• [EXERCISE GOAL]:
Wherever a line holds the word "name", copy that line out.

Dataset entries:
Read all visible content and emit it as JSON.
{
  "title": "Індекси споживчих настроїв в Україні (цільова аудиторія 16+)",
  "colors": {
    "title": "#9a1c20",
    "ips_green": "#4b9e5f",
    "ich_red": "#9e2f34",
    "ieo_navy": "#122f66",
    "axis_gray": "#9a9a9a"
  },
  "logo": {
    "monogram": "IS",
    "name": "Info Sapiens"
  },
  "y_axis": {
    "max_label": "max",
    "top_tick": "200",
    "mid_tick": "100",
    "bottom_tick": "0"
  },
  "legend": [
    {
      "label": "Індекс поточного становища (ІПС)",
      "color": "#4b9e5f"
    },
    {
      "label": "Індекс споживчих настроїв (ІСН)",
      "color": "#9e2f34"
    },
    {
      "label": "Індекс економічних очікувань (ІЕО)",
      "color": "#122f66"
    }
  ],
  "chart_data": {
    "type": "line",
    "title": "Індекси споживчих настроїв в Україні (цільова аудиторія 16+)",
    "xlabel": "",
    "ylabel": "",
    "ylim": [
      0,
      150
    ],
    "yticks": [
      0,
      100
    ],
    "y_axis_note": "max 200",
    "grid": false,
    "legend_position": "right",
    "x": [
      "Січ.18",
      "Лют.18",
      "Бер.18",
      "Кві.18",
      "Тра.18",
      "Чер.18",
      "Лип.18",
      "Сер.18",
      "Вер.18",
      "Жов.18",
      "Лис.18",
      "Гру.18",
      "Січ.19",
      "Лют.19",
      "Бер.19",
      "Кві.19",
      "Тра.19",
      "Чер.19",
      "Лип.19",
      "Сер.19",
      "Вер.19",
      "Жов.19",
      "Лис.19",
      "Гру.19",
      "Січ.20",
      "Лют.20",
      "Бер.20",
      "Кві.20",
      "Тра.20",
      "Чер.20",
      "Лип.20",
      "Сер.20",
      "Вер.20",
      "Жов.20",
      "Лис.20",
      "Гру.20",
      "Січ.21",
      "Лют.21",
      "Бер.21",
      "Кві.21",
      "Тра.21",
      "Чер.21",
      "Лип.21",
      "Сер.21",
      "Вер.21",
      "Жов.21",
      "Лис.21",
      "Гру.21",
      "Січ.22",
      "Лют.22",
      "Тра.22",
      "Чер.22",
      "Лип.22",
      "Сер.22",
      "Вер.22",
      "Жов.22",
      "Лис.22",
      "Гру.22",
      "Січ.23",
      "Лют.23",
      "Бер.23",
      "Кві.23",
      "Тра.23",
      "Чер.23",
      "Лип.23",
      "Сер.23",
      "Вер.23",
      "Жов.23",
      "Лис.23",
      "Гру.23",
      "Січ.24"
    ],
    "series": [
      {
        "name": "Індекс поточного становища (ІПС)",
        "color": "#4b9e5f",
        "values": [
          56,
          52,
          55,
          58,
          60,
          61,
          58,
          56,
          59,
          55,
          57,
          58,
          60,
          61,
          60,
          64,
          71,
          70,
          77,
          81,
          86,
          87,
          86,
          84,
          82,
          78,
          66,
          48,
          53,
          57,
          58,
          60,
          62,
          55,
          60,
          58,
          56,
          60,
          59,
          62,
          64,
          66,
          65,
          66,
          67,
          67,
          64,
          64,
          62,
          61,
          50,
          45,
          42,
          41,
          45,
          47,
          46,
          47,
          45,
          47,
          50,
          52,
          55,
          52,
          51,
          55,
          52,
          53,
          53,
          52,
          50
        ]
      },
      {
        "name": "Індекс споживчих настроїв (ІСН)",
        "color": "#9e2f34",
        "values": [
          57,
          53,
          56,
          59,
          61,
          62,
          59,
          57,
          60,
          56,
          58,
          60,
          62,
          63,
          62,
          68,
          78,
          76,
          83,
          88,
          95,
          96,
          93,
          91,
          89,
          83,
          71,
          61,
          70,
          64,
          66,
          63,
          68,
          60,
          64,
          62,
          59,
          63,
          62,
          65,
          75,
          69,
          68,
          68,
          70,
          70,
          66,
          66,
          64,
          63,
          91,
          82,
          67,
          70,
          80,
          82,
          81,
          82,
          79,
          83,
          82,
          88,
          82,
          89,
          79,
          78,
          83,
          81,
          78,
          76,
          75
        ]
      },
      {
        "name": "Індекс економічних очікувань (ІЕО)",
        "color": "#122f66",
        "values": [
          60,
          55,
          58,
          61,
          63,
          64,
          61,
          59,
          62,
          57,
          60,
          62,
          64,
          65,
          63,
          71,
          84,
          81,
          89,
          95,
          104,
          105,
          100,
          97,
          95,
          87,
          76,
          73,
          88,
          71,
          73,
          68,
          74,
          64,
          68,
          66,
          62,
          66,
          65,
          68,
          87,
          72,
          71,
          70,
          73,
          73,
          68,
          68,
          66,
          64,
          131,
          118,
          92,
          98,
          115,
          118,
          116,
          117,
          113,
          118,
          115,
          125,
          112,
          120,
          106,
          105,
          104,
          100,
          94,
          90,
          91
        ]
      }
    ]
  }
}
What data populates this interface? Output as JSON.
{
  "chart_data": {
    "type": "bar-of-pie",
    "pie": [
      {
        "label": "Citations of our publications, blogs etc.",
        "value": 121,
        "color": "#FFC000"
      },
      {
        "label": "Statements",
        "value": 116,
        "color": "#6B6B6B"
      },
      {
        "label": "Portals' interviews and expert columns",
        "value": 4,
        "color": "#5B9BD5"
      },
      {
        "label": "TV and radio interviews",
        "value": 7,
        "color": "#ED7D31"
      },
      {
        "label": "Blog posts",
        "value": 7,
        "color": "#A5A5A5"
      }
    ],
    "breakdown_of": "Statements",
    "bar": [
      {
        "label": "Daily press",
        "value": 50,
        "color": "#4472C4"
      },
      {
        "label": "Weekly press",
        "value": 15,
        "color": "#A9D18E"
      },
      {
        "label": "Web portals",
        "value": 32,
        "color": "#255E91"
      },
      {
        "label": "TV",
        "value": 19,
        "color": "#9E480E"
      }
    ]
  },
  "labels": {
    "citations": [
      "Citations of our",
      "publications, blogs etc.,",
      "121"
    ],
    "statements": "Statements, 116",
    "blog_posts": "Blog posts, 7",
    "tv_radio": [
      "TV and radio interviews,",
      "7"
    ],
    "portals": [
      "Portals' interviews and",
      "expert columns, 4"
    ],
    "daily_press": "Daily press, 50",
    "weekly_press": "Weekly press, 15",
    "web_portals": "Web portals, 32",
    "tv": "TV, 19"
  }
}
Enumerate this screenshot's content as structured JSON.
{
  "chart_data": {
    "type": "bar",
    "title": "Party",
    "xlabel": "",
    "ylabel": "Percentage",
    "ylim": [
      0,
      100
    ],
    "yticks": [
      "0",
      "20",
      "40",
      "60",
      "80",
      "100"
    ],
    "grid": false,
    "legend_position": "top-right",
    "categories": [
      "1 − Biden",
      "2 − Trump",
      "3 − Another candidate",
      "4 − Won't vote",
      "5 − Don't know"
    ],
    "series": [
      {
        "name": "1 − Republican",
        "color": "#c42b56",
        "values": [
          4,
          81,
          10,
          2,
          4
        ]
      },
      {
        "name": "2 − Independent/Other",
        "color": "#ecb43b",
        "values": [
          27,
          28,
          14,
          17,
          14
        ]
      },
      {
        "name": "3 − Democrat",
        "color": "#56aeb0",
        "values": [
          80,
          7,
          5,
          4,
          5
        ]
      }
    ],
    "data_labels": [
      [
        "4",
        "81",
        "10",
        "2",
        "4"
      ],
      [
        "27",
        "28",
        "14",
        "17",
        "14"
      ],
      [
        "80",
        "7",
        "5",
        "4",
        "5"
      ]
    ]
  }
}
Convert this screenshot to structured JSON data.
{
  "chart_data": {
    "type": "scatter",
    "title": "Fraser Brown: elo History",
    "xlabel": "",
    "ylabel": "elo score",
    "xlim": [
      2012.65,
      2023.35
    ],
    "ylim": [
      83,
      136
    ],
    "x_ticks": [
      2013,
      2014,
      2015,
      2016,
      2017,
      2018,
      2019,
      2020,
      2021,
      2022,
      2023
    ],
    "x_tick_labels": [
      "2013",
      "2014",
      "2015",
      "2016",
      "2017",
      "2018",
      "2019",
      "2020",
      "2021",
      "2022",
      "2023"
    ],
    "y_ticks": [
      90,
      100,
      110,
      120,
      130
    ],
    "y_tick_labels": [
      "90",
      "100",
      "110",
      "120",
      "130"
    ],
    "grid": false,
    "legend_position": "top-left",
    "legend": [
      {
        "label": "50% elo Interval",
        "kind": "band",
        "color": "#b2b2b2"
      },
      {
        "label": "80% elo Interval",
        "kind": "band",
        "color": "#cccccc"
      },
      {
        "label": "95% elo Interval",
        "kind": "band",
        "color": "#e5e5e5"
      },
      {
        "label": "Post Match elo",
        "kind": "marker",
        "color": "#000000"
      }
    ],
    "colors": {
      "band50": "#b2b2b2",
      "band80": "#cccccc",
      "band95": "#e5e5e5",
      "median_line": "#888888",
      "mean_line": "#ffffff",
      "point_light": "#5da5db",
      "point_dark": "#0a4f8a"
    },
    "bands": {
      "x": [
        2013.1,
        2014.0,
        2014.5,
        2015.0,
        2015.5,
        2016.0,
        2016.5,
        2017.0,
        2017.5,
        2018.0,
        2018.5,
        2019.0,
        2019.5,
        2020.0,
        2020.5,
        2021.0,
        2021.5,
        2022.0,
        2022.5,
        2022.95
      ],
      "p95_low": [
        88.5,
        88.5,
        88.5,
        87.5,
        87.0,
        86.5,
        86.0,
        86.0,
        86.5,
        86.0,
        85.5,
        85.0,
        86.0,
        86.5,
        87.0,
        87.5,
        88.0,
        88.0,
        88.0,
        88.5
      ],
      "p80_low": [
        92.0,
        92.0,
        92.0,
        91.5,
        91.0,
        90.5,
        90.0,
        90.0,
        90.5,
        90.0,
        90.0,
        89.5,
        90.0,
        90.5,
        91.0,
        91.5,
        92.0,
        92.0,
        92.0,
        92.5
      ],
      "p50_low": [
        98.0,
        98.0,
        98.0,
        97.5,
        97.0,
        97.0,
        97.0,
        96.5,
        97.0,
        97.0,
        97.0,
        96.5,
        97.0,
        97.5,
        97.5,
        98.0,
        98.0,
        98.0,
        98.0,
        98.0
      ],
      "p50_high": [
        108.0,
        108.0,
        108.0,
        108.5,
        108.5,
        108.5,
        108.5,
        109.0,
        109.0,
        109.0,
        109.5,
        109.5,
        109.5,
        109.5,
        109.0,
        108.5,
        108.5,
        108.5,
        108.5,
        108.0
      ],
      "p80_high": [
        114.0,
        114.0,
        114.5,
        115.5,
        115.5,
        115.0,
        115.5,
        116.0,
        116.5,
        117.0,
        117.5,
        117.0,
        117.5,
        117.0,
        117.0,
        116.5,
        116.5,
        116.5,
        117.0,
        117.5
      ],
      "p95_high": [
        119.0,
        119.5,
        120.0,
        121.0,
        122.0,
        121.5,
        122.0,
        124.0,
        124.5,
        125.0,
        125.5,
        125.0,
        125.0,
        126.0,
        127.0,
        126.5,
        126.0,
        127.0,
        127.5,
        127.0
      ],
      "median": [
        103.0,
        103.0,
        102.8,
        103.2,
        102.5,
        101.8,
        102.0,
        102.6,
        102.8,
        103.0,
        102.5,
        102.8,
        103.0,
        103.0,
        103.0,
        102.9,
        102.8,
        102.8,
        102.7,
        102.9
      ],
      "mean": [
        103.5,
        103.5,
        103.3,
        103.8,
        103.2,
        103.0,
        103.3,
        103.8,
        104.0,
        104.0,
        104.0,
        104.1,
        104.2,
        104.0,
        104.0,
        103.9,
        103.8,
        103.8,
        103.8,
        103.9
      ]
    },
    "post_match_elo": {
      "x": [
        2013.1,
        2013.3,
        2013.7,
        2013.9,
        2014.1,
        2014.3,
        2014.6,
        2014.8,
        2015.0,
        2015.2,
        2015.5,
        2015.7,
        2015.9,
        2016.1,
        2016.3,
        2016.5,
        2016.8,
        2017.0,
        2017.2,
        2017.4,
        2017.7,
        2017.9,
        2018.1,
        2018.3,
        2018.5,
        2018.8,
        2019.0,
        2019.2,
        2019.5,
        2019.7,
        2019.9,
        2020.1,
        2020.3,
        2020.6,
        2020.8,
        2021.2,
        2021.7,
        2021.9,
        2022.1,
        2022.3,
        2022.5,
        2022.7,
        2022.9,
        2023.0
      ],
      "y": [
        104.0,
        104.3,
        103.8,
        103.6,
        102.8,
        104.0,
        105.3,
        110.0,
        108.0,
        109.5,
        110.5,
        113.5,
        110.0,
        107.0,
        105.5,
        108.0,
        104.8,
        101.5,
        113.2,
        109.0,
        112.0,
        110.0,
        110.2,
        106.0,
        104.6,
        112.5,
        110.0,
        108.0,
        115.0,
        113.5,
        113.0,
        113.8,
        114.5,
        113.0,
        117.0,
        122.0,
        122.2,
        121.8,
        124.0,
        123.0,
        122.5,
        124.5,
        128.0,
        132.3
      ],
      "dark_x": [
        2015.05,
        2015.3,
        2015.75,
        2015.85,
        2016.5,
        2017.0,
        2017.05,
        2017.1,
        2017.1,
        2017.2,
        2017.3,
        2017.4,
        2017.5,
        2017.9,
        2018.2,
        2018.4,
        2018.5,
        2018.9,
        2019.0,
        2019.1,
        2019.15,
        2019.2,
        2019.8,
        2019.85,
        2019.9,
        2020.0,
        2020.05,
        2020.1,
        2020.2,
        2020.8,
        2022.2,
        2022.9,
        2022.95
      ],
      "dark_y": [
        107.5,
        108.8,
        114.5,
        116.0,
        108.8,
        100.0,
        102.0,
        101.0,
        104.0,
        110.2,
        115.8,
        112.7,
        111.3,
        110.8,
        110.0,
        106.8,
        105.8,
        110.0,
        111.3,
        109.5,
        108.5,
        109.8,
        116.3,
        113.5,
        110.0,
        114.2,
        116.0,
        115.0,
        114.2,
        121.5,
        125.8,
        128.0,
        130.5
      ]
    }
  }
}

• [RESULT OF THIS TASK]:
    "name": "Info Sapiens"
        "name": "Індекс поточного становища (ІПС)",
        "name": "Індекс споживчих настроїв (ІСН)",
        "name": "Індекс економічних очікувань (ІЕО)",
        "name": "1 − Republican",
        "name": "2 − Independent/Other",
        "name": "3 − Democrat",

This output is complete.